What the exercise asks:
Retype the whole listing, please, keeping every line exact and dropping the pictures.

[Data excerpts start]

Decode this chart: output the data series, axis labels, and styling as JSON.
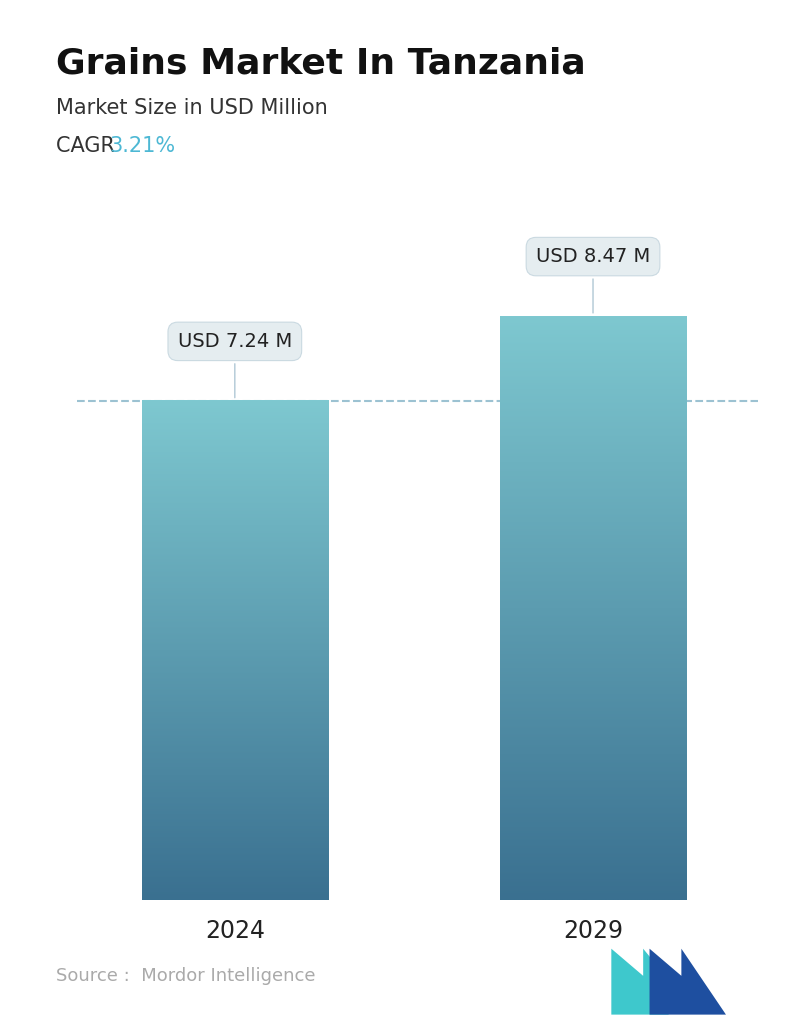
{
  "title": "Grains Market In Tanzania",
  "subtitle": "Market Size in USD Million",
  "cagr_label": "CAGR ",
  "cagr_value": "3.21%",
  "cagr_color": "#4db8d4",
  "categories": [
    "2024",
    "2029"
  ],
  "values": [
    7.24,
    8.47
  ],
  "bar_labels": [
    "USD 7.24 M",
    "USD 8.47 M"
  ],
  "bar_top_color": "#7ec8d0",
  "bar_bottom_color": "#3a7090",
  "dashed_line_value": 7.24,
  "dashed_line_color": "#5a9ab5",
  "source_text": "Source :  Mordor Intelligence",
  "source_color": "#aaaaaa",
  "bg_color": "#ffffff",
  "title_fontsize": 26,
  "subtitle_fontsize": 15,
  "cagr_fontsize": 15,
  "bar_label_fontsize": 14,
  "tick_fontsize": 17,
  "source_fontsize": 13,
  "ylim": [
    0,
    10.5
  ]
}
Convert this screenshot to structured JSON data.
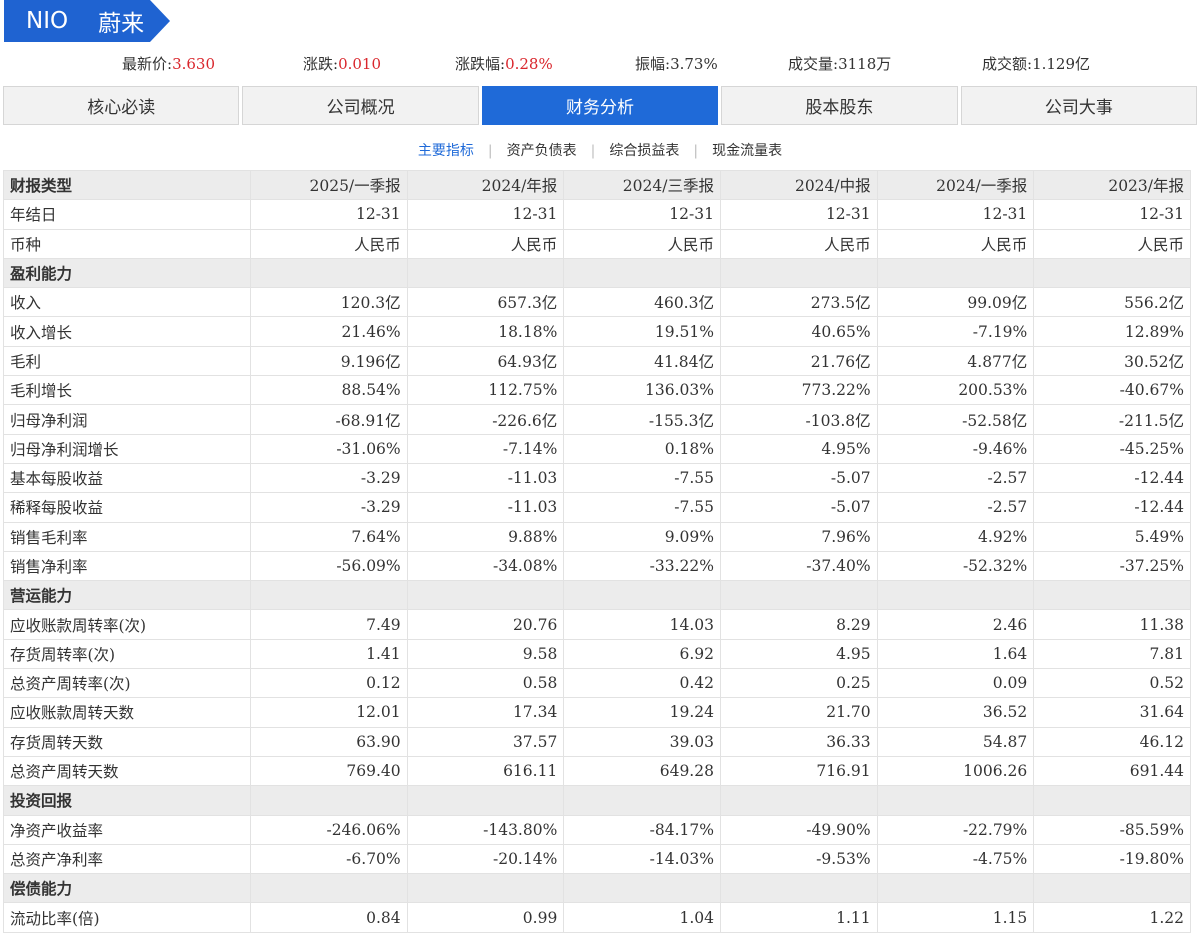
{
  "ticker": {
    "code": "NIO",
    "name": "蔚来"
  },
  "quote": {
    "latest_price_label": "最新价:",
    "latest_price": "3.630",
    "change_label": "涨跌:",
    "change": "0.010",
    "change_pct_label": "涨跌幅:",
    "change_pct": "0.28%",
    "amplitude_label": "振幅:",
    "amplitude": "3.73%",
    "volume_label": "成交量:",
    "volume": "3118万",
    "turnover_label": "成交额:",
    "turnover": "1.129亿"
  },
  "tabs": [
    "核心必读",
    "公司概况",
    "财务分析",
    "股本股东",
    "公司大事"
  ],
  "active_tab": 2,
  "subnav": [
    "主要指标",
    "资产负债表",
    "综合损益表",
    "现金流量表"
  ],
  "colors": {
    "brand": "#1f63d1",
    "active_tab": "#1f6ad8",
    "up_red": "#d9262c",
    "header_bg": "#ececec"
  },
  "table": {
    "header_label": "财报类型",
    "columns": [
      "2025/一季报",
      "2024/年报",
      "2024/三季报",
      "2024/中报",
      "2024/一季报",
      "2023/年报"
    ],
    "rows": [
      {
        "label": "年结日",
        "values": [
          "12-31",
          "12-31",
          "12-31",
          "12-31",
          "12-31",
          "12-31"
        ]
      },
      {
        "label": "币种",
        "values": [
          "人民币",
          "人民币",
          "人民币",
          "人民币",
          "人民币",
          "人民币"
        ]
      },
      {
        "section": true,
        "label": "盈利能力"
      },
      {
        "label": "收入",
        "values": [
          "120.3亿",
          "657.3亿",
          "460.3亿",
          "273.5亿",
          "99.09亿",
          "556.2亿"
        ]
      },
      {
        "label": "收入增长",
        "values": [
          "21.46%",
          "18.18%",
          "19.51%",
          "40.65%",
          "-7.19%",
          "12.89%"
        ]
      },
      {
        "label": "毛利",
        "values": [
          "9.196亿",
          "64.93亿",
          "41.84亿",
          "21.76亿",
          "4.877亿",
          "30.52亿"
        ]
      },
      {
        "label": "毛利增长",
        "values": [
          "88.54%",
          "112.75%",
          "136.03%",
          "773.22%",
          "200.53%",
          "-40.67%"
        ]
      },
      {
        "label": "归母净利润",
        "values": [
          "-68.91亿",
          "-226.6亿",
          "-155.3亿",
          "-103.8亿",
          "-52.58亿",
          "-211.5亿"
        ]
      },
      {
        "label": "归母净利润增长",
        "values": [
          "-31.06%",
          "-7.14%",
          "0.18%",
          "4.95%",
          "-9.46%",
          "-45.25%"
        ]
      },
      {
        "label": "基本每股收益",
        "values": [
          "-3.29",
          "-11.03",
          "-7.55",
          "-5.07",
          "-2.57",
          "-12.44"
        ]
      },
      {
        "label": "稀释每股收益",
        "values": [
          "-3.29",
          "-11.03",
          "-7.55",
          "-5.07",
          "-2.57",
          "-12.44"
        ]
      },
      {
        "label": "销售毛利率",
        "values": [
          "7.64%",
          "9.88%",
          "9.09%",
          "7.96%",
          "4.92%",
          "5.49%"
        ]
      },
      {
        "label": "销售净利率",
        "values": [
          "-56.09%",
          "-34.08%",
          "-33.22%",
          "-37.40%",
          "-52.32%",
          "-37.25%"
        ]
      },
      {
        "section": true,
        "label": "营运能力"
      },
      {
        "label": "应收账款周转率(次)",
        "values": [
          "7.49",
          "20.76",
          "14.03",
          "8.29",
          "2.46",
          "11.38"
        ]
      },
      {
        "label": "存货周转率(次)",
        "values": [
          "1.41",
          "9.58",
          "6.92",
          "4.95",
          "1.64",
          "7.81"
        ]
      },
      {
        "label": "总资产周转率(次)",
        "values": [
          "0.12",
          "0.58",
          "0.42",
          "0.25",
          "0.09",
          "0.52"
        ]
      },
      {
        "label": "应收账款周转天数",
        "values": [
          "12.01",
          "17.34",
          "19.24",
          "21.70",
          "36.52",
          "31.64"
        ]
      },
      {
        "label": "存货周转天数",
        "values": [
          "63.90",
          "37.57",
          "39.03",
          "36.33",
          "54.87",
          "46.12"
        ]
      },
      {
        "label": "总资产周转天数",
        "values": [
          "769.40",
          "616.11",
          "649.28",
          "716.91",
          "1006.26",
          "691.44"
        ]
      },
      {
        "section": true,
        "label": "投资回报"
      },
      {
        "label": "净资产收益率",
        "values": [
          "-246.06%",
          "-143.80%",
          "-84.17%",
          "-49.90%",
          "-22.79%",
          "-85.59%"
        ]
      },
      {
        "label": "总资产净利率",
        "values": [
          "-6.70%",
          "-20.14%",
          "-14.03%",
          "-9.53%",
          "-4.75%",
          "-19.80%"
        ]
      },
      {
        "section": true,
        "label": "偿债能力"
      },
      {
        "label": "流动比率(倍)",
        "values": [
          "0.84",
          "0.99",
          "1.04",
          "1.11",
          "1.15",
          "1.22"
        ]
      }
    ]
  }
}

[Data excerpts end]

Answer for this exercise:
Decode this chart: output the data series, axis labels, and styling as JSON.
{
  "title": "Grains Market In Tanzania",
  "subtitle": "Market Size in USD Million",
  "cagr_label": "CAGR ",
  "cagr_value": "3.21%",
  "cagr_color": "#4db8d4",
  "categories": [
    "2024",
    "2029"
  ],
  "values": [
    7.24,
    8.47
  ],
  "bar_labels": [
    "USD 7.24 M",
    "USD 8.47 M"
  ],
  "bar_top_color": "#7ec8d0",
  "bar_bottom_color": "#3a7090",
  "dashed_line_value": 7.24,
  "dashed_line_color": "#5a9ab5",
  "source_text": "Source :  Mordor Intelligence",
  "source_color": "#aaaaaa",
  "bg_color": "#ffffff",
  "title_fontsize": 26,
  "subtitle_fontsize": 15,
  "cagr_fontsize": 15,
  "bar_label_fontsize": 14,
  "tick_fontsize": 17,
  "source_fontsize": 13,
  "ylim": [
    0,
    10.5
  ]
}
Convert this screenshot to structured JSON data.
{
  "ticker": {
    "code": "NIO",
    "name": "蔚来"
  },
  "quote": {
    "latest_price_label": "最新价:",
    "latest_price": "3.630",
    "change_label": "涨跌:",
    "change": "0.010",
    "change_pct_label": "涨跌幅:",
    "change_pct": "0.28%",
    "amplitude_label": "振幅:",
    "amplitude": "3.73%",
    "volume_label": "成交量:",
    "volume": "3118万",
    "turnover_label": "成交额:",
    "turnover": "1.129亿"
  },
  "tabs": [
    "核心必读",
    "公司概况",
    "财务分析",
    "股本股东",
    "公司大事"
  ],
  "active_tab": 2,
  "subnav": [
    "主要指标",
    "资产负债表",
    "综合损益表",
    "现金流量表"
  ],
  "colors": {
    "brand": "#1f63d1",
    "active_tab": "#1f6ad8",
    "up_red": "#d9262c",
    "header_bg": "#ececec"
  },
  "table": {
    "header_label": "财报类型",
    "columns": [
      "2025/一季报",
      "2024/年报",
      "2024/三季报",
      "2024/中报",
      "2024/一季报",
      "2023/年报"
    ],
    "rows": [
      {
        "label": "年结日",
        "values": [
          "12-31",
          "12-31",
          "12-31",
          "12-31",
          "12-31",
          "12-31"
        ]
      },
      {
        "label": "币种",
        "values": [
          "人民币",
          "人民币",
          "人民币",
          "人民币",
          "人民币",
          "人民币"
        ]
      },
      {
        "section": true,
        "label": "盈利能力"
      },
      {
        "label": "收入",
        "values": [
          "120.3亿",
          "657.3亿",
          "460.3亿",
          "273.5亿",
          "99.09亿",
          "556.2亿"
        ]
      },
      {
        "label": "收入增长",
        "values": [
          "21.46%",
          "18.18%",
          "19.51%",
          "40.65%",
          "-7.19%",
          "12.89%"
        ]
      },
      {
        "label": "毛利",
        "values": [
          "9.196亿",
          "64.93亿",
          "41.84亿",
          "21.76亿",
          "4.877亿",
          "30.52亿"
        ]
      },
      {
        "label": "毛利增长",
        "values": [
          "88.54%",
          "112.75%",
          "136.03%",
          "773.22%",
          "200.53%",
          "-40.67%"
        ]
      },
      {
        "label": "归母净利润",
        "values": [
          "-68.91亿",
          "-226.6亿",
          "-155.3亿",
          "-103.8亿",
          "-52.58亿",
          "-211.5亿"
        ]
      },
      {
        "label": "归母净利润增长",
        "values": [
          "-31.06%",
          "-7.14%",
          "0.18%",
          "4.95%",
          "-9.46%",
          "-45.25%"
        ]
      },
      {
        "label": "基本每股收益",
        "values": [
          "-3.29",
          "-11.03",
          "-7.55",
          "-5.07",
          "-2.57",
          "-12.44"
        ]
      },
      {
        "label": "稀释每股收益",
        "values": [
          "-3.29",
          "-11.03",
          "-7.55",
          "-5.07",
          "-2.57",
          "-12.44"
        ]
      },
      {
        "label": "销售毛利率",
        "values": [
          "7.64%",
          "9.88%",
          "9.09%",
          "7.96%",
          "4.92%",
          "5.49%"
        ]
      },
      {
        "label": "销售净利率",
        "values": [
          "-56.09%",
          "-34.08%",
          "-33.22%",
          "-37.40%",
          "-52.32%",
          "-37.25%"
        ]
      },
      {
        "section": true,
        "label": "营运能力"
      },
      {
        "label": "应收账款周转率(次)",
        "values": [
          "7.49",
          "20.76",
          "14.03",
          "8.29",
          "2.46",
          "11.38"
        ]
      },
      {
        "label": "存货周转率(次)",
        "values": [
          "1.41",
          "9.58",
          "6.92",
          "4.95",
          "1.64",
          "7.81"
        ]
      },
      {
        "label": "总资产周转率(次)",
        "values": [
          "0.12",
          "0.58",
          "0.42",
          "0.25",
          "0.09",
          "0.52"
        ]
      },
      {
        "label": "应收账款周转天数",
        "values": [
          "12.01",
          "17.34",
          "19.24",
          "21.70",
          "36.52",
          "31.64"
        ]
      },
      {
        "label": "存货周转天数",
        "values": [
          "63.90",
          "37.57",
          "39.03",
          "36.33",
          "54.87",
          "46.12"
        ]
      },
      {
        "label": "总资产周转天数",
        "values": [
          "769.40",
          "616.11",
          "649.28",
          "716.91",
          "1006.26",
          "691.44"
        ]
      },
      {
        "section": true,
        "label": "投资回报"
      },
      {
        "label": "净资产收益率",
        "values": [
          "-246.06%",
          "-143.80%",
          "-84.17%",
          "-49.90%",
          "-22.79%",
          "-85.59%"
        ]
      },
      {
        "label": "总资产净利率",
        "values": [
          "-6.70%",
          "-20.14%",
          "-14.03%",
          "-9.53%",
          "-4.75%",
          "-19.80%"
        ]
      },
      {
        "section": true,
        "label": "偿债能力"
      },
      {
        "label": "流动比率(倍)",
        "values": [
          "0.84",
          "0.99",
          "1.04",
          "1.11",
          "1.15",
          "1.22"
        ]
      }
    ]
  }
}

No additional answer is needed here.